INSTRUCTIONS FOR THE TASK:
Write out the forum thread about the plagiarism accusation below word for word, from "You still don't" to "to this thread.".

EXCERPTED PASSAGE:
******************************

If you have taken offense, I accept the responsibility for that, man to man.  I kneel before you eyes closed, and though I will agree to disagree, I wish you no ill will, and you are welcome to a single hit to my back with a bamboo staff in compensation and as a sign of good will.

But you won't get two.

Do you accept?


----------



## Phil Elmore (Jul 31, 2003)

I am not presuming _anything_, Ken.  I've stated several times that the ideas contained in the column are not terribly original.  You, however, accused me of _not writing the column_, which is factually incorrect.  I know, because _I was there_.

You have insulted my integrity and do not seem to grasp why I would _be insulted_ as a result.  You didn't "step on my toes," so stop using deliberately belittling language in an attempt to sidestep responsiblity for what you _did_ do.  You accused me of _plagiarism_.  You may try to claim you did not, but that is what you did.



> The point is that the article you wrote may be suitable for publication somewhere, and they will accept your name on it as the person who submitted it, but if you think for a moment that someone else saying all the same things in pretty much the same way is going to be paying you royalties, you can forget it.



Don't be a deliberate ***.  I have implied nothing of the kind.  I have simply _taken offense_ at being called, essentially, _dishonest_.



> If you are a professional writer with integrety, you will at least not stomp around with a "this is mine!" mentality with such a thing so much that people calling you on it is a personal affront to you.



I _am_ a professional writer with integrity -- which means that when someone says, "Hey, this isn't exactly full of original ideas," I'll be the first person to say, "You're absolutely right" -- which I _did_ in this thread.

What I _won't_ do is sit around while someone says, "Gosh, you're either a plagiarist or you have a bad memory" -- two things that mean the same thing -- without taking offense at the insult contained within the post.



> *I don't deny you sat down with pen and paper (or keyboard) to write it.*  [emphasis added]



Well, I'm glad you finally admit that.  That was my whole point all along.



> I won't say you purposely did that, but it would be wrong not to assume you are human and capable of such error, as even professional writers are.



What "error" would that be?  Writing something that has been thought before?  That's not an "error" by any definition of the word "error" with which I'm familiar.  "Error" implies a mistake.  Do you think I am not aware that these are old ideas to which anyone of the same age group can relate?



> But as all the other posters here agree, it's been done to death



Saying "it's been done to death" and making accusations of plagiarism are not the same thing.



> ...and if you are making this out to be original to the point of DEFENDING it against anyone, you need to take a breather intead of offense.



You still don't get it, do you?  I don't take offense when someone says, "This isn't all that original."  I *do* take offense _when someone accuses me of plagiarism._  Those are two entirely different things.




> I've come off insulting and accusatory, and I'm sorry.  But you've come off presumptuous about originality.  Please tell me you're a better writer than that.



No, you're not sorry -- or you wouldn't set up false arguments in which I must either agree with your position, nebulous though it may be, or be admitting by default that I'm not a "better writer than that."

You made an insulting and unfounded accusation of plagiarism.  Rather than apologize earnestly for it, you're trying to weasel out of it by ignoring things I've already said and deliberately misintrepreting statements I've already made to this thread.

I've never said there aren't things written that are similar.

******************************

STORED DATA:

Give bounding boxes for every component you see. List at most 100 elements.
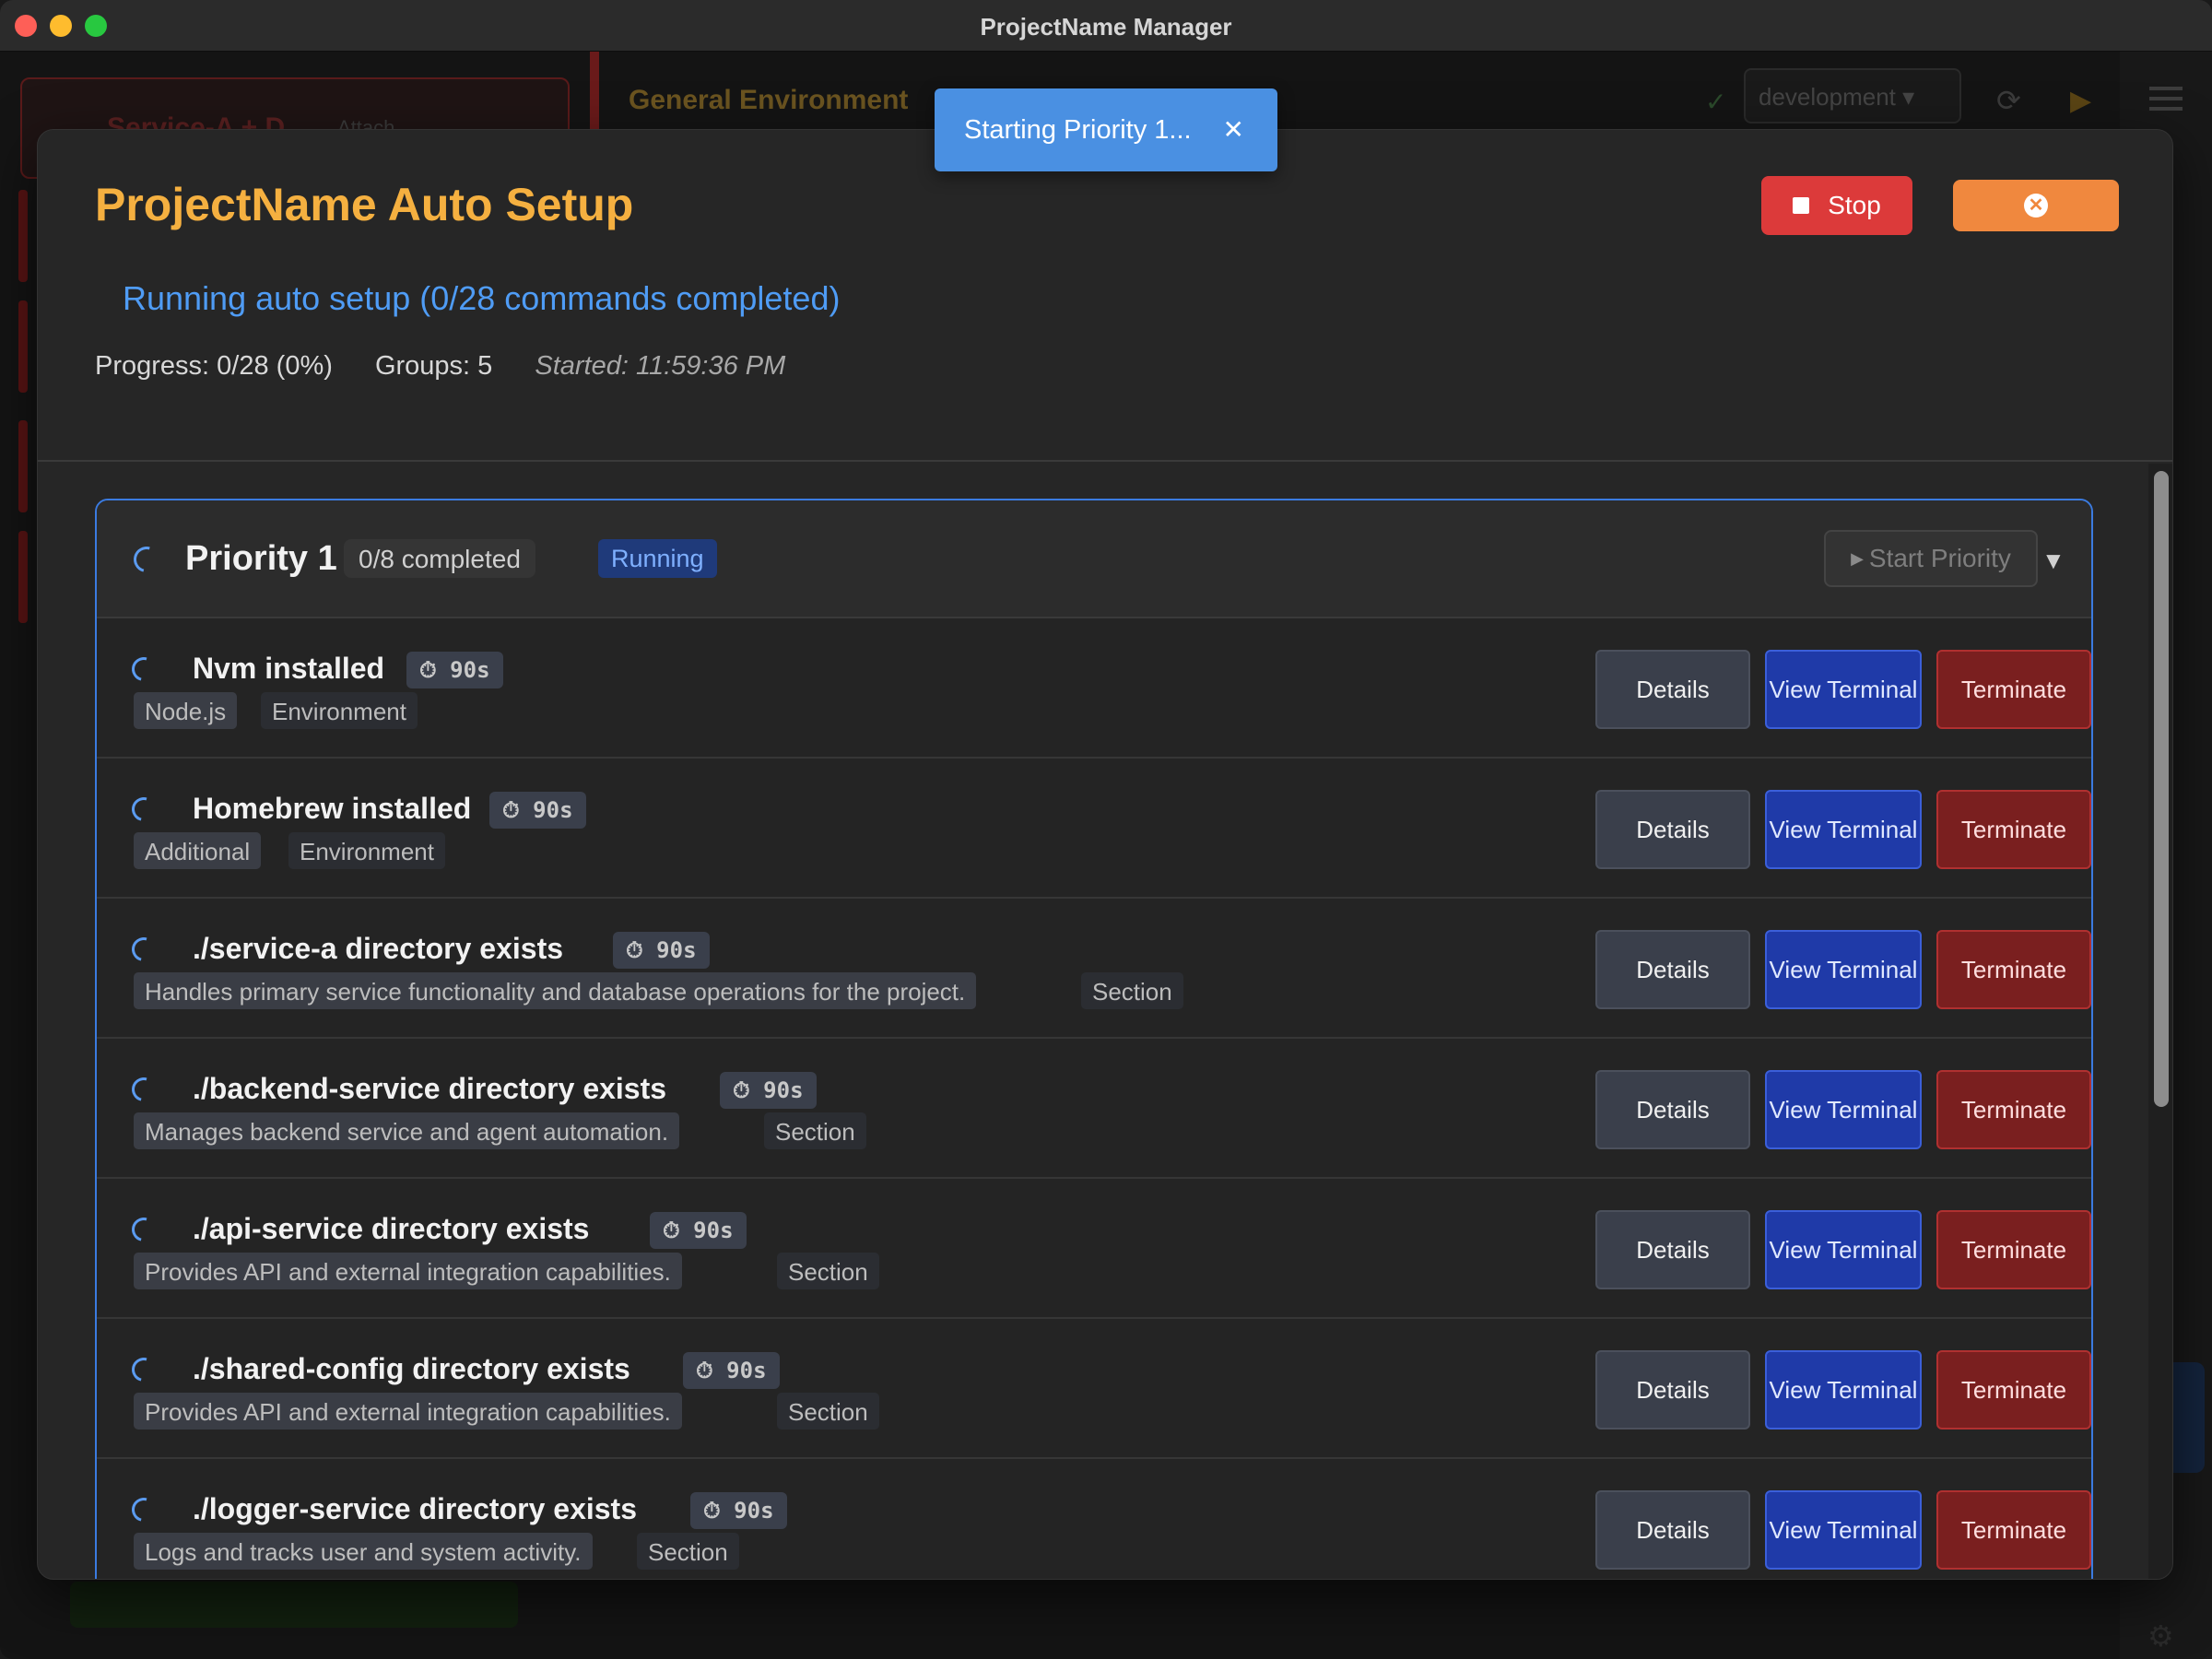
loading-spinner-icon	[127, 653, 160, 686]
command-tag: Section	[637, 1533, 739, 1570]
command-tag: Logs and tracks user and system activity…	[134, 1533, 593, 1570]
bg-service-indicator	[18, 300, 28, 393]
status-badge: Running	[598, 539, 717, 578]
loading-spinner-icon	[127, 793, 160, 826]
view-terminal-button[interactable]: View Terminal	[1765, 930, 1922, 1009]
play-icon: ▶	[2070, 86, 2092, 116]
scrollbar-thumb[interactable]	[2154, 471, 2169, 1107]
close-circle-icon: ✕	[2024, 194, 2048, 218]
command-tag: Section	[777, 1393, 879, 1430]
command-row: Nvm installed ⏱ 90s Node.js Environment Deta…	[97, 618, 2091, 759]
bg-service-indicator	[18, 190, 28, 282]
command-name: ./logger-service directory exists	[193, 1492, 637, 1525]
command-tag: Handles primary service functionality an…	[134, 972, 977, 1009]
priority-group-header[interactable]: Priority 1 0/8 completed Running ▶ Start…	[97, 500, 2091, 618]
bg-service-indicator	[18, 531, 28, 623]
timer-badge: ⏱ 90s	[489, 792, 586, 829]
terminate-button[interactable]: Terminate	[1936, 930, 2091, 1009]
command-tag: Section	[777, 1253, 879, 1289]
refresh-icon: ⟳	[1996, 84, 2021, 117]
view-terminal-button[interactable]: View Terminal	[1765, 1210, 1922, 1289]
loading-spinner-icon	[127, 1353, 160, 1386]
command-name: Nvm installed	[193, 652, 385, 685]
start-priority-label: Start Priority	[1868, 544, 2011, 572]
command-tag: Provides API and external integration ca…	[134, 1393, 682, 1430]
command-row: ./logger-service directory exists ⏱ 90s Lo…	[97, 1459, 2091, 1579]
stop-icon	[1793, 197, 1810, 214]
bg-service-indicator	[18, 420, 28, 512]
started-text: Started: 11:59:36 PM	[535, 351, 786, 381]
toast-close-icon[interactable]: ✕	[1223, 114, 1244, 145]
groups-text: Groups: 5	[374, 351, 493, 381]
command-name: ./service-a directory exists	[193, 932, 564, 965]
bg-env-accent	[590, 52, 599, 135]
details-button[interactable]: Details	[1595, 930, 1750, 1009]
priority-group-title: Priority 1	[185, 539, 337, 578]
details-button[interactable]: Details	[1595, 1350, 1750, 1430]
terminate-button[interactable]: Terminate	[1936, 1210, 2091, 1289]
command-name: ./backend-service directory exists	[193, 1072, 667, 1105]
timer-badge: ⏱ 90s	[690, 1492, 787, 1529]
start-priority-button[interactable]: ▶ Start Priority	[1824, 530, 2038, 587]
command-row: ./api-service directory exists ⏱ 90s Provi…	[97, 1179, 2091, 1319]
timer-badge: ⏱ 90s	[406, 652, 503, 688]
loading-spinner-icon	[127, 1213, 160, 1246]
command-row: Homebrew installed ⏱ 90s Additional Environ…	[97, 759, 2091, 899]
check-icon: ✓	[1705, 88, 1727, 116]
command-tag: Section	[764, 1112, 866, 1149]
view-terminal-button[interactable]: View Terminal	[1765, 1070, 1922, 1149]
details-button[interactable]: Details	[1595, 1210, 1750, 1289]
progress-text: Progress: 0/28 (0%)	[95, 351, 333, 381]
timer-badge: ⏱ 90s	[683, 1352, 780, 1389]
command-name: ./api-service directory exists	[193, 1212, 590, 1245]
play-icon: ▶	[1851, 548, 1864, 568]
command-tag: Environment	[288, 832, 445, 869]
timer-badge: ⏱ 90s	[720, 1072, 817, 1109]
window-title: ProjectName Manager	[980, 13, 1232, 41]
close-modal-button[interactable]: ✕	[1953, 180, 2119, 231]
details-button[interactable]: Details	[1595, 1490, 1750, 1570]
chevron-down-icon[interactable]: ▼	[2041, 547, 2065, 575]
priority-group: Priority 1 0/8 completed Running ▶ Start…	[95, 499, 2093, 1579]
command-tag: Node.js	[134, 692, 238, 729]
command-row: ./shared-config directory exists ⏱ 90s Pro…	[97, 1319, 2091, 1459]
title-bar: ProjectName Manager	[0, 0, 2212, 52]
stop-label: Stop	[1828, 191, 1881, 219]
command-tag: Additional	[134, 832, 262, 869]
loading-spinner-icon	[127, 933, 160, 966]
command-row: ./service-a directory exists ⏱ 90s Handles…	[97, 899, 2091, 1039]
bg-green-bar	[70, 1582, 518, 1628]
command-tag: Provides API and external integration ca…	[134, 1253, 682, 1289]
stop-button[interactable]: Stop	[1761, 176, 1912, 235]
timer-badge: ⏱ 90s	[613, 932, 710, 969]
toast-notification: Starting Priority 1... ✕	[935, 88, 1277, 171]
command-tag: Environment	[261, 692, 418, 729]
terminate-button[interactable]: Terminate	[1936, 650, 2091, 729]
bg-env-title: General Environment	[629, 85, 909, 115]
priority-group-count: 0/8 completed	[344, 539, 535, 578]
command-tag: Manages backend service and agent automa…	[134, 1112, 680, 1149]
bg-env-select: development ▾	[1744, 68, 1961, 124]
loading-spinner-icon	[128, 541, 165, 578]
view-terminal-button[interactable]: View Terminal	[1765, 790, 1922, 869]
command-name: ./shared-config directory exists	[193, 1352, 630, 1385]
menu-icon	[2149, 87, 2183, 90]
view-terminal-button[interactable]: View Terminal	[1765, 1490, 1922, 1570]
view-terminal-button[interactable]: View Terminal	[1765, 650, 1922, 729]
modal-header: ProjectName Auto Setup Stop ✕ Running au…	[38, 130, 2172, 462]
details-button[interactable]: Details	[1595, 1070, 1750, 1149]
details-button[interactable]: Details	[1595, 790, 1750, 869]
bg-env-select-value: development	[1759, 83, 1896, 111]
terminate-button[interactable]: Terminate	[1936, 790, 2091, 869]
modal-title: ProjectName Auto Setup	[95, 179, 634, 230]
view-terminal-button[interactable]: View Terminal	[1765, 1350, 1922, 1430]
command-name: Homebrew installed	[193, 792, 472, 825]
terminate-button[interactable]: Terminate	[1936, 1350, 2091, 1430]
setup-meta: Progress: 0/28 (0%) Groups: 5 Started: 1…	[95, 351, 820, 382]
details-button[interactable]: Details	[1595, 650, 1750, 729]
auto-setup-modal: ProjectName Auto Setup Stop ✕ Running au…	[37, 129, 2173, 1580]
terminate-button[interactable]: Terminate	[1936, 1070, 2091, 1149]
loading-spinner-icon	[127, 1493, 160, 1526]
terminate-button[interactable]: Terminate	[1936, 1490, 2091, 1570]
timer-badge: ⏱ 90s	[650, 1212, 747, 1249]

******************************

EXERCISE OUTPUT:
You still don't get it, do you?  I don't take offense when someone says, "This isn't all that original."  I *do* take offense _when someone accuses me of plagiarism._  Those are two entirely different things.




> I've come off insulting and accusatory, and I'm sorry.  But you've come off presumptuous about originality.  Please tell me you're a better writer than that.



No, you're not sorry -- or you wouldn't set up false arguments in which I must either agree with your position, nebulous though it may be, or be admitting by default that I'm not a "better writer than that."

You made an insulting and unfounded accusation of plagiarism.  Rather than apologize earnestly for it, you're trying to weasel out of it by ignoring things I've already said and deliberately misintrepreting statements I've already made to this thread.